- AIM A: Write out the part of the blog post between "New Job - Week" and "to happen now.", inclusive, word for word.

- TEXT:
__________

Well it would appear that - with no conscious planning on my part - Friday is to be blogging day. Yes, I know it's Monday, but I actually drafted this post on Friday. (see previous post about my attachment to pen and paper!). It makes sense really - the Friday afternoon train journey home feels like a natural time to be reflective.

Anyhoo...this week I have mostly been agreeing my high level work objectives and then breaking those down into discrete tasks. I've got as far as putting together a fairly comprehensive work plan for the next 12 months. It will never be a finished document - there will always be things that'll crop up unexpectedly that will have to be slotted in - but it gives me something to work to. And the process of putting the plan together has enabled me to think about priorities, dependencies, etc.

As for chartership...well I'm ashamed to say I've done nothing since my week of study leave. Maybe I should apply my planning skills to that particular project as well!

Sunday, 10 May 2009

New Job - Week 1

I drafted this and the previous post on the train on the way back from Glasgow at the end of my first week as a 'Knowledge Management Officer'.

This week has been in turn exciting, confusing, challenging and exhausting as I've tried to get my head around what the job actually entails and also get to grips with a subject area that's pretty knew to me, ie Regeneration.

Regeneration is such a cross-cutting topic that it's going to be particularly difficult to determine what's out and what's in. But I'd have a cheek to call myself a librarian if I can't develop a strategy for that!

On the chartering front, I had intended to make some progress this week, but I don't think that's going to happen now.

__________

- Rows from a layout dataset:
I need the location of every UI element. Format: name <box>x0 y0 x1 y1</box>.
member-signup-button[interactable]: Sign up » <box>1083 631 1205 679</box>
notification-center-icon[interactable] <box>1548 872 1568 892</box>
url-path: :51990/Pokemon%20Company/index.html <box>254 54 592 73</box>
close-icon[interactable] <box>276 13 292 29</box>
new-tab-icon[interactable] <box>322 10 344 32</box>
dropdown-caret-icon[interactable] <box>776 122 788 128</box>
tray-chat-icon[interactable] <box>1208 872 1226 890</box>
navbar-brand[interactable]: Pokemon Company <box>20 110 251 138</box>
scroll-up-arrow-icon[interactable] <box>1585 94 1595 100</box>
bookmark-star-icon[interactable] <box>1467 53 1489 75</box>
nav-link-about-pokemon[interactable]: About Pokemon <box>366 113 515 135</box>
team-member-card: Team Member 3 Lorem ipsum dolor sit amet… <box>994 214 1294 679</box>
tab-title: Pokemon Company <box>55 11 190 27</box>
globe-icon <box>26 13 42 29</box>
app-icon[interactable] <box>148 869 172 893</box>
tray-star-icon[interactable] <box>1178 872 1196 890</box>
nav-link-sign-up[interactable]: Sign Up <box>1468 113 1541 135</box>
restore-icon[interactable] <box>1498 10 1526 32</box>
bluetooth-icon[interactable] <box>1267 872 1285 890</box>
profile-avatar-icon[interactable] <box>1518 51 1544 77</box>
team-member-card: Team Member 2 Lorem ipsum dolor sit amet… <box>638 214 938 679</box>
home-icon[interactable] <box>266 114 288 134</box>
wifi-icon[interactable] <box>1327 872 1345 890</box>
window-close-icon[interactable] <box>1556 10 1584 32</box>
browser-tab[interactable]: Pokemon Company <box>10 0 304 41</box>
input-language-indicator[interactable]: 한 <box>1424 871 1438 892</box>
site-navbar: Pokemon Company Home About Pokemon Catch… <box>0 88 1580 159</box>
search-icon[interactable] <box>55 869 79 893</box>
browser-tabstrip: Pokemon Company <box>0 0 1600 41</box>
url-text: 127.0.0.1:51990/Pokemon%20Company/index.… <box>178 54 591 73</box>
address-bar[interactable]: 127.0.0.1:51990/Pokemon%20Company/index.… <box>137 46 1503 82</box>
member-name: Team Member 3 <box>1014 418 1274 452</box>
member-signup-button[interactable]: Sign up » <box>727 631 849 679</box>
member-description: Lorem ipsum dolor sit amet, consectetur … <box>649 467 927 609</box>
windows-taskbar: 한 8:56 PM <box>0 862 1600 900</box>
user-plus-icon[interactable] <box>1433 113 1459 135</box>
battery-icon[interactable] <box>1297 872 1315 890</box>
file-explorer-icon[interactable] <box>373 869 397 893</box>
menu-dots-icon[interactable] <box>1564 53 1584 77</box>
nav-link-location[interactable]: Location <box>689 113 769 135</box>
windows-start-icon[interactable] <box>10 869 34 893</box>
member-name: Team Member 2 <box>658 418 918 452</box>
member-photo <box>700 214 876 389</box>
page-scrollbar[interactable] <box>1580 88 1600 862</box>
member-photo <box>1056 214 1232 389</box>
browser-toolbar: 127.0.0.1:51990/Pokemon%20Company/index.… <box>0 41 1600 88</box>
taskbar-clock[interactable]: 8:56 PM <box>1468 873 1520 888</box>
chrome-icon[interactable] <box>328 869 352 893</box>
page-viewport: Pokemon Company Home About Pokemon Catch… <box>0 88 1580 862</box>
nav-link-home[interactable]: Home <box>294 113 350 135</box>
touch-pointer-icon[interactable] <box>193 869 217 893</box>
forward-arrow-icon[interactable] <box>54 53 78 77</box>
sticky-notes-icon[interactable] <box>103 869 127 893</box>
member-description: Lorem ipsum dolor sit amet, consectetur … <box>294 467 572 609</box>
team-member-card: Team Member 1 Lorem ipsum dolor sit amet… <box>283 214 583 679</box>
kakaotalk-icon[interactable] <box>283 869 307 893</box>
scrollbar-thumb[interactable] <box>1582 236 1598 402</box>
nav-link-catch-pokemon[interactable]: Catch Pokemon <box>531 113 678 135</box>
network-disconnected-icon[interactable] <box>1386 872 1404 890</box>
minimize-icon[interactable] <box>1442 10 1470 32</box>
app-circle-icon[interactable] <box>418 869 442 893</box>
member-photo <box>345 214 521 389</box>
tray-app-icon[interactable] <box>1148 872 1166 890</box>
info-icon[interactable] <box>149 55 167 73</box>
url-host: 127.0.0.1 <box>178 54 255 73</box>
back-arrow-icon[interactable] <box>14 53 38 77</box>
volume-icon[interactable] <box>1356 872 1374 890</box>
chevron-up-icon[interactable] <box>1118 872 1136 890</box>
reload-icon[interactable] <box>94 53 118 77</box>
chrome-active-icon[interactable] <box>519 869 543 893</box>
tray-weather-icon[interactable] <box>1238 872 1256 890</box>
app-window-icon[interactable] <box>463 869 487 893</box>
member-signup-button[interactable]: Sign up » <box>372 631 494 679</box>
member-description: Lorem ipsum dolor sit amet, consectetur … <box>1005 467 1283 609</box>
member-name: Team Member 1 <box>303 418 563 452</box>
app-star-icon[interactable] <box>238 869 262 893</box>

__________

- AIM B: Output the entries from their first line through the line containing "notification-center-icon[interactable] <box>1548 872", both lines included, without any changes.

- SOLUTION A:
New Job - Week 1

I drafted this and the previous post on the train on the way back from Glasgow at the end of my first week as a 'Knowledge Management Officer'.

This week has been in turn exciting, confusing, challenging and exhausting as I've tried to get my head around what the job actually entails and also get to grips with a subject area that's pretty knew to me, ie Regeneration.

Regeneration is such a cross-cutting topic that it's going to be particularly difficult to determine what's out and what's in. But I'd have a cheek to call myself a librarian if I can't develop a strategy for that!

On the chartering front, I had intended to make some progress this week, but I don't think that's going to happen now.

- SOLUTION B:
I need the location of every UI element. Format: name <box>x0 y0 x1 y1</box>.
member-signup-button[interactable]: Sign up » <box>1083 631 1205 679</box>
notification-center-icon[interactable] <box>1548 872 1568 892</box>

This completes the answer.